Identify the lines that contain the word "Expected" and copy each one.

Exercise material>
________
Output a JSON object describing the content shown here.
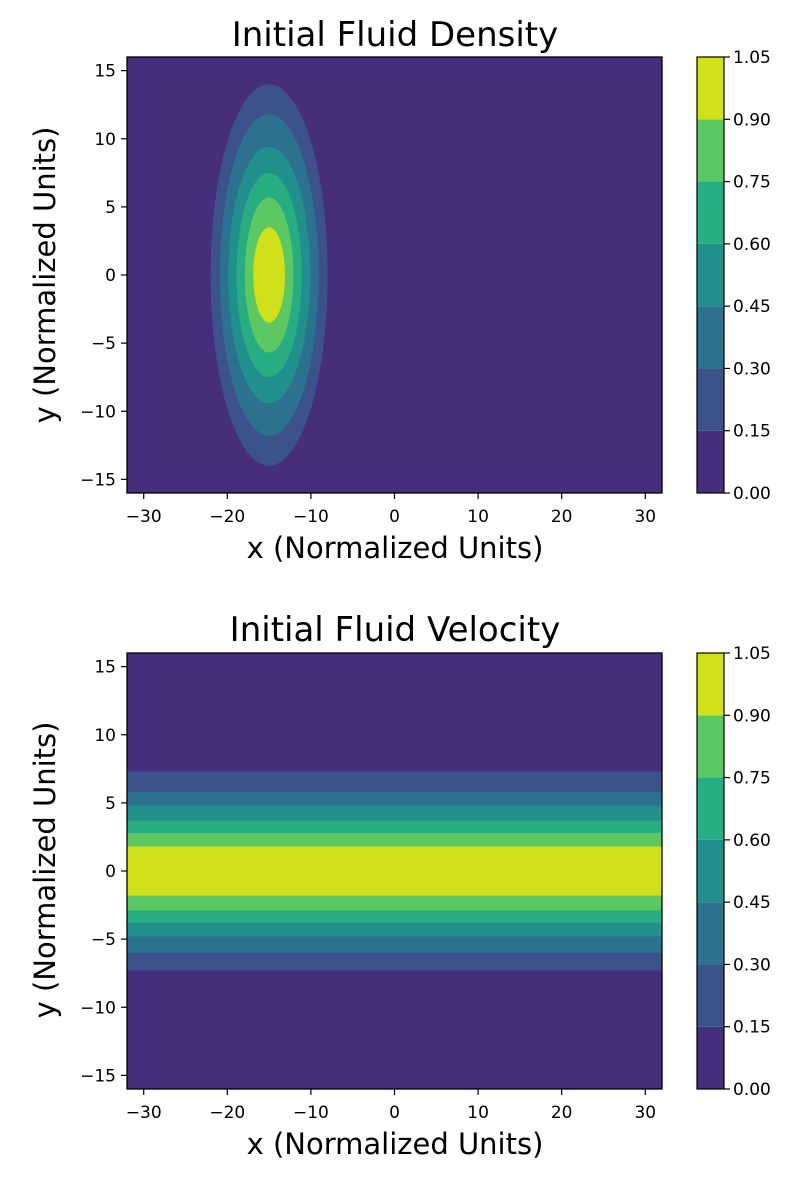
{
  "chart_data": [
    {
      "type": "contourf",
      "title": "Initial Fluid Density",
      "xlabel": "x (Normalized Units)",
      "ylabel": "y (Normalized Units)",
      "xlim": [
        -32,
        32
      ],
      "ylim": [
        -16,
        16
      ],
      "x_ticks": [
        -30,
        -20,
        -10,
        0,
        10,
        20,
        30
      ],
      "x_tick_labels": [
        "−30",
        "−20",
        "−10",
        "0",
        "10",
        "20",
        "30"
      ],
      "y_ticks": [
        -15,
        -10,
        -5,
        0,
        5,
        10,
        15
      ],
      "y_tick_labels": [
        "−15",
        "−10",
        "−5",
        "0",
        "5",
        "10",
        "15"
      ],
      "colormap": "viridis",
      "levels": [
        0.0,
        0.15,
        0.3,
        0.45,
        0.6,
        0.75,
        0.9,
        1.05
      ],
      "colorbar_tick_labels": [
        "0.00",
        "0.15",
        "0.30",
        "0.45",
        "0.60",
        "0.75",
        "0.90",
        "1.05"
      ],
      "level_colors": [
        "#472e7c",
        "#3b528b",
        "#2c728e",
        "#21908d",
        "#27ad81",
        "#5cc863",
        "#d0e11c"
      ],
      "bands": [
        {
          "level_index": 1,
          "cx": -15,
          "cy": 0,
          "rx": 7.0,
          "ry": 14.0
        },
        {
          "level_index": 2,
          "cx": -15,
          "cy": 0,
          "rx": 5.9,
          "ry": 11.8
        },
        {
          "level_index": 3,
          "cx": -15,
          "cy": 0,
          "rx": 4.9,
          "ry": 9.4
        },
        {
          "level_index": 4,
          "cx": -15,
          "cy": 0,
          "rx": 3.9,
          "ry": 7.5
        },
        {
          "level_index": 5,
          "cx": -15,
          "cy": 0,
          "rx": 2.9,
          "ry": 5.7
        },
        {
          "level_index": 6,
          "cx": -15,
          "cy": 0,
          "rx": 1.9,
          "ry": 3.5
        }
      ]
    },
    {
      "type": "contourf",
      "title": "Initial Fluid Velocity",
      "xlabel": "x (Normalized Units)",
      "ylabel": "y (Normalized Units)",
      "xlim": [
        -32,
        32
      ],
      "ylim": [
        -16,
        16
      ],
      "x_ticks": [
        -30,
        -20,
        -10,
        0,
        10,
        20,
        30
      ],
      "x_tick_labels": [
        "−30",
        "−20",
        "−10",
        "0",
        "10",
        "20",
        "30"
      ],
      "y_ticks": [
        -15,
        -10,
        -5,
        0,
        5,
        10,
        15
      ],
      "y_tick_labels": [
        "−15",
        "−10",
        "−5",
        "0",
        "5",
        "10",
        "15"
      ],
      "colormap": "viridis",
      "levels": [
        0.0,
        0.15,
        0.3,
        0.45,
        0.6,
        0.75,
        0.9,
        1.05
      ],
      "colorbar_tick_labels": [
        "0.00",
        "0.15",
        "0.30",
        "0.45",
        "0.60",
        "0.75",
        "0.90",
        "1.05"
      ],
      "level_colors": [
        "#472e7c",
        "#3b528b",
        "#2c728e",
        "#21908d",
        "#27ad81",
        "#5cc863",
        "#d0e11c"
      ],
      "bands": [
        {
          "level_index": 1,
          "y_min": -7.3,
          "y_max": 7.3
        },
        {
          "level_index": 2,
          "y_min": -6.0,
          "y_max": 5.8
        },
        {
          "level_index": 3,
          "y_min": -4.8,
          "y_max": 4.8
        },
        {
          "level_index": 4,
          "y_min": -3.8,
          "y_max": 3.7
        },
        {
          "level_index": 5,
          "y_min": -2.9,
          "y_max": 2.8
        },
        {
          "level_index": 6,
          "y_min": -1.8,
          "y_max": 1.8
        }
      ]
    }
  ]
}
________
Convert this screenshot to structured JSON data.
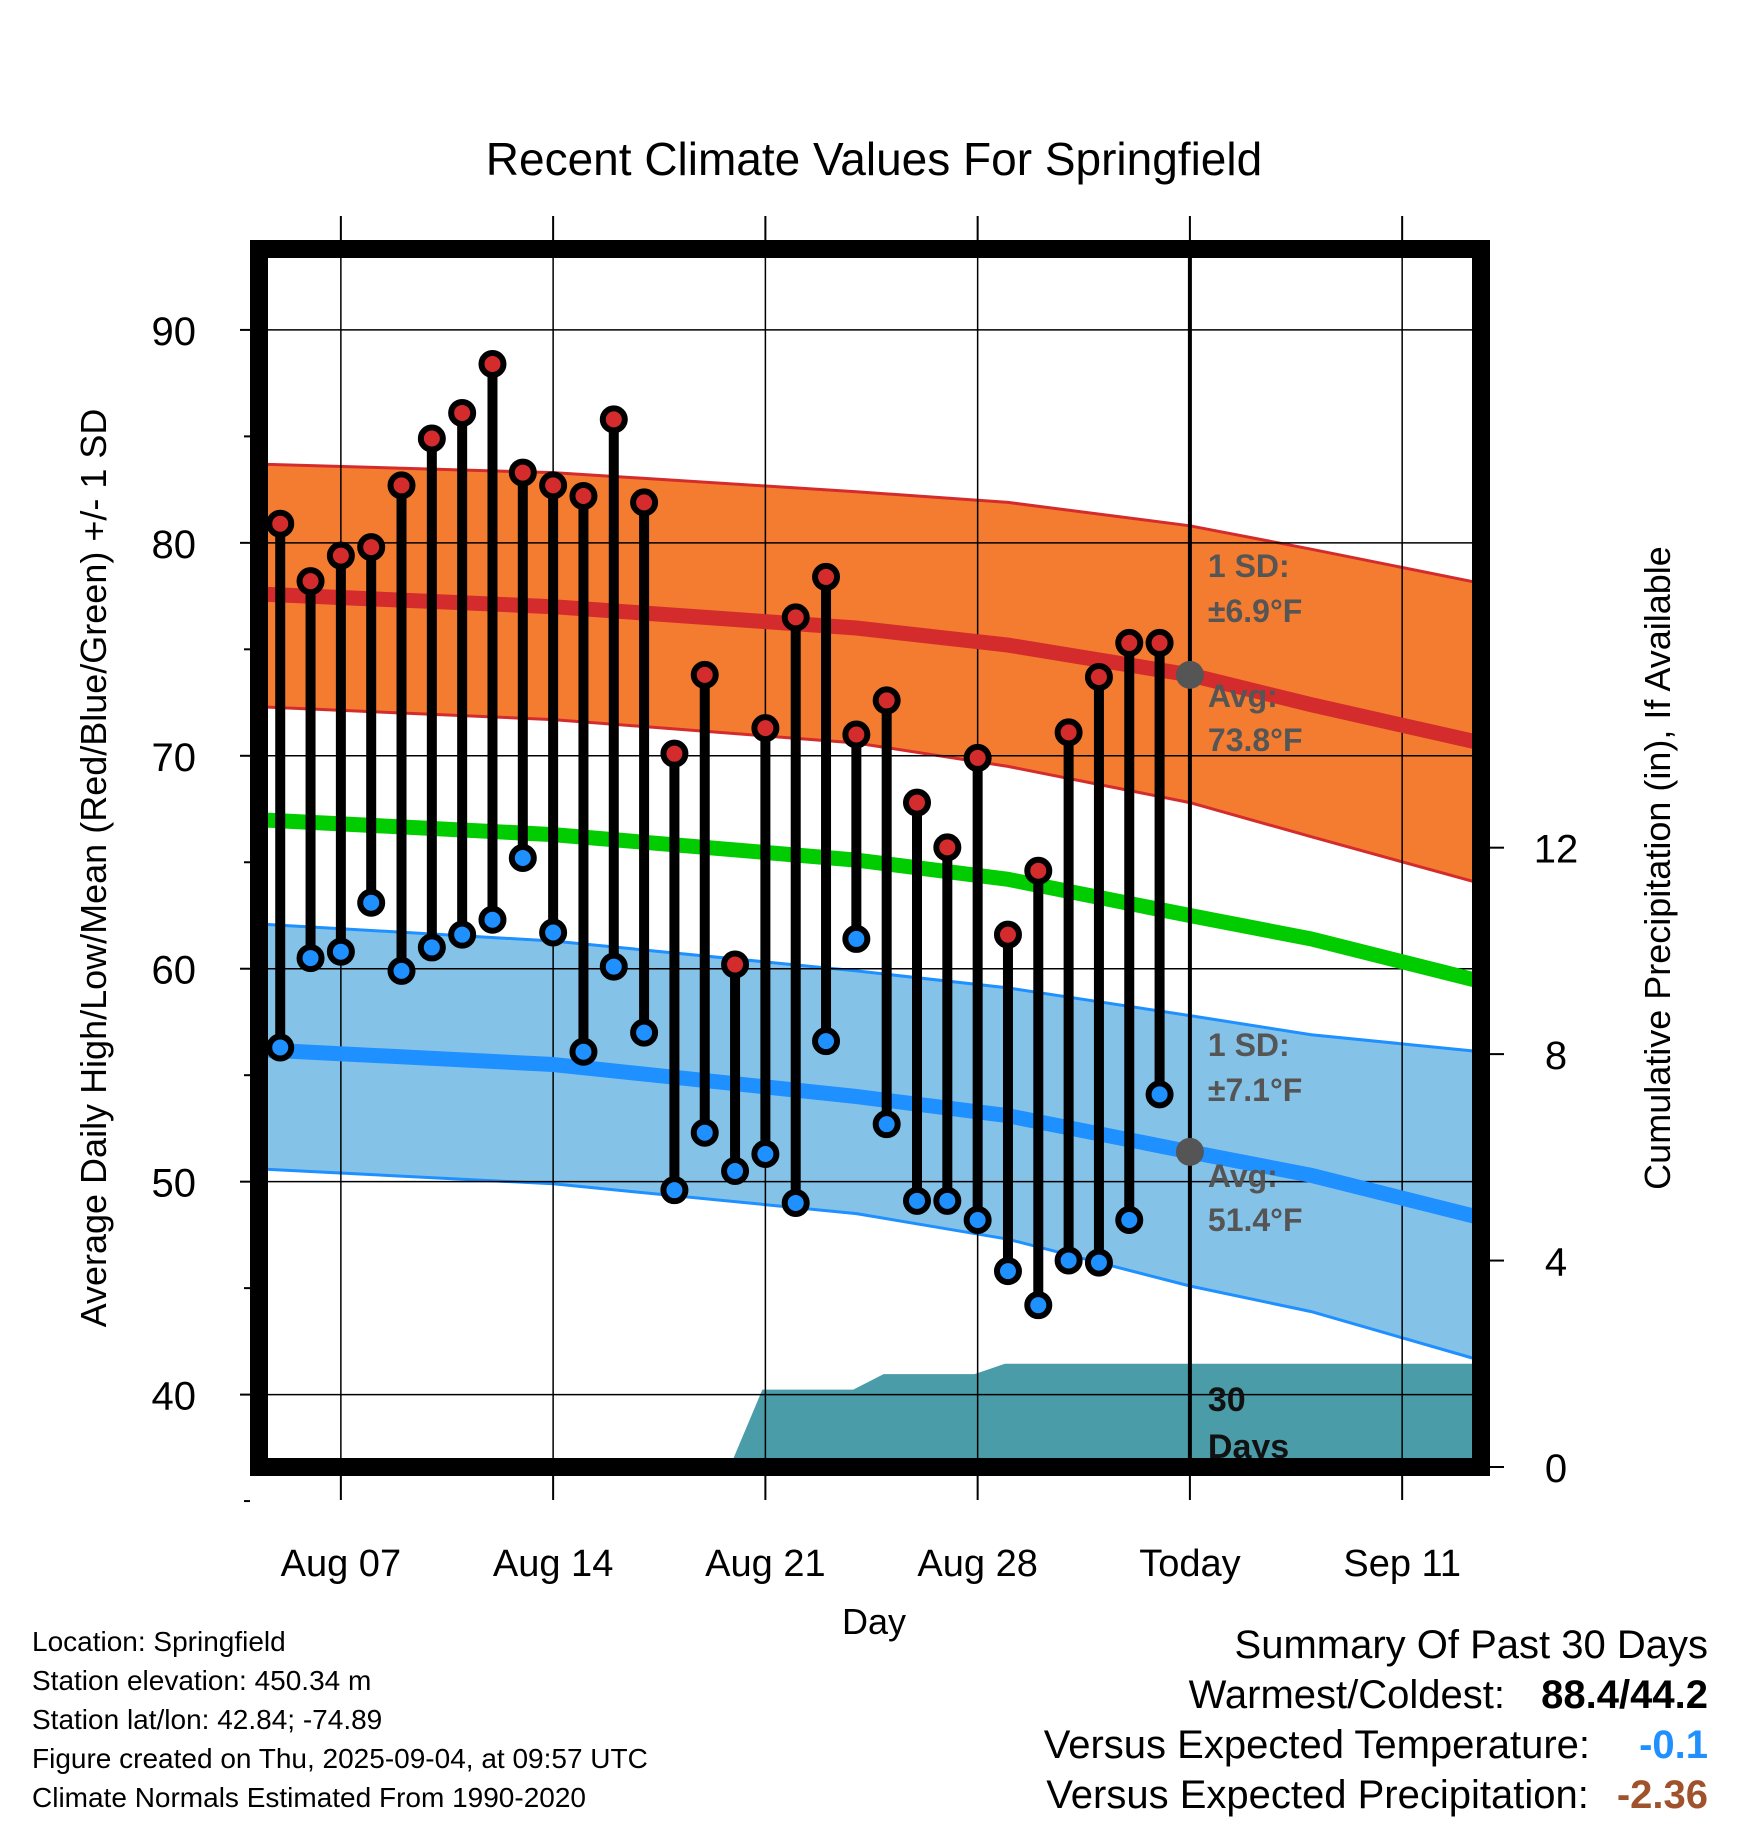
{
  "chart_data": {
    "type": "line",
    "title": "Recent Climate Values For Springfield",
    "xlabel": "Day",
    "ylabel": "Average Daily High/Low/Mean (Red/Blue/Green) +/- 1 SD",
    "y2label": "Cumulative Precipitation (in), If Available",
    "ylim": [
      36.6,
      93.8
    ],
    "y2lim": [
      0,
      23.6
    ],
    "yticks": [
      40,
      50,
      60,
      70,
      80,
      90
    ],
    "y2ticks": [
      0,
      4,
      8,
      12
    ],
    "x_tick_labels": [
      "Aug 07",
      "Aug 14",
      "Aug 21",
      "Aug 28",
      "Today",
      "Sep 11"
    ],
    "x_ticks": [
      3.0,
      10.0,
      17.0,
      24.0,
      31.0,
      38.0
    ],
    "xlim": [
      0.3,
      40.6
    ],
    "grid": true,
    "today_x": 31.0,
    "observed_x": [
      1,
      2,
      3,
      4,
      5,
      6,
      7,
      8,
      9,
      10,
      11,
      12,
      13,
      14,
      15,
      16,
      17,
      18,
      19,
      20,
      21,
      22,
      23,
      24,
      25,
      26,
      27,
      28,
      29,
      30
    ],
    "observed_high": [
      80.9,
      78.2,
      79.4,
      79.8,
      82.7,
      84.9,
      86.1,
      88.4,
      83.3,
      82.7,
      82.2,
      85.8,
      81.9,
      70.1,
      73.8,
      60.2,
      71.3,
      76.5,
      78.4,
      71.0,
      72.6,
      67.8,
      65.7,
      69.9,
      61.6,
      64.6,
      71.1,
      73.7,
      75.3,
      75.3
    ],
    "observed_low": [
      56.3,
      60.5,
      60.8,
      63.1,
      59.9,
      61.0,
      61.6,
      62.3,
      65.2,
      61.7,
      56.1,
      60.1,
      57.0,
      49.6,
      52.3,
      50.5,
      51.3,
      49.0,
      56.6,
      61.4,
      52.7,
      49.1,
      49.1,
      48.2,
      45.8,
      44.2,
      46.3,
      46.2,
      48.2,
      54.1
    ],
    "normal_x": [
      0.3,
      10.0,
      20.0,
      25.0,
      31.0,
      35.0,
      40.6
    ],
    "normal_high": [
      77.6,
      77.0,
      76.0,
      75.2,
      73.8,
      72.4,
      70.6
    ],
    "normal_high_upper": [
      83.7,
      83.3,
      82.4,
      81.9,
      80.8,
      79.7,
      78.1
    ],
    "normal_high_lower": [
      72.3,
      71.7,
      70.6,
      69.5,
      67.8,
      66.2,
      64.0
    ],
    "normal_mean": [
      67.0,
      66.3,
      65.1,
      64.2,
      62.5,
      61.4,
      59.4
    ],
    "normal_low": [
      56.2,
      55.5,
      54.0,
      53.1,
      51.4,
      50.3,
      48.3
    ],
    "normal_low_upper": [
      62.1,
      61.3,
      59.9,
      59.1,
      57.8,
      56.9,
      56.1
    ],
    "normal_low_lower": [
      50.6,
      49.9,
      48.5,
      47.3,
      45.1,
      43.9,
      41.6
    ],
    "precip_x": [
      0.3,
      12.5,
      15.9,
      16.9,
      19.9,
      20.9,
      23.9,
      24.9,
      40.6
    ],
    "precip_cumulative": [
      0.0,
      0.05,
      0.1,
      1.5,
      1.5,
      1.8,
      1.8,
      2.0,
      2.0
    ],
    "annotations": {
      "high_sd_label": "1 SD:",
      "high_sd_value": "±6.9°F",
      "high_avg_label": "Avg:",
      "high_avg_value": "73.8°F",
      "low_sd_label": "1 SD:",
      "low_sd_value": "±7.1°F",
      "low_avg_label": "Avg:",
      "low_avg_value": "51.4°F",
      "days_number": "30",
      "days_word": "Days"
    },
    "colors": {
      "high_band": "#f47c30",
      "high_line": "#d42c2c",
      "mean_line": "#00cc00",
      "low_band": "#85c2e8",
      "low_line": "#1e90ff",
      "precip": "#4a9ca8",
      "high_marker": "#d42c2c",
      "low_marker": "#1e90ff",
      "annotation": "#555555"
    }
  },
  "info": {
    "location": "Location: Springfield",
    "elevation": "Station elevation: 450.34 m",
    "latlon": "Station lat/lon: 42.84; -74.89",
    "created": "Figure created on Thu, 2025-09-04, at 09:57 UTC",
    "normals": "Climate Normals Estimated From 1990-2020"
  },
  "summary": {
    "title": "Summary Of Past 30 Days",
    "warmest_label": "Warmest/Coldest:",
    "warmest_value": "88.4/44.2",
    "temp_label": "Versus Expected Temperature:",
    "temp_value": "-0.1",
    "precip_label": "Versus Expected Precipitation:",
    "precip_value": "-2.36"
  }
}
________
Reply to the task>
    "temp_label": "Versus Expected Temperature:",
    "precip_label": "Versus Expected Precipitation:",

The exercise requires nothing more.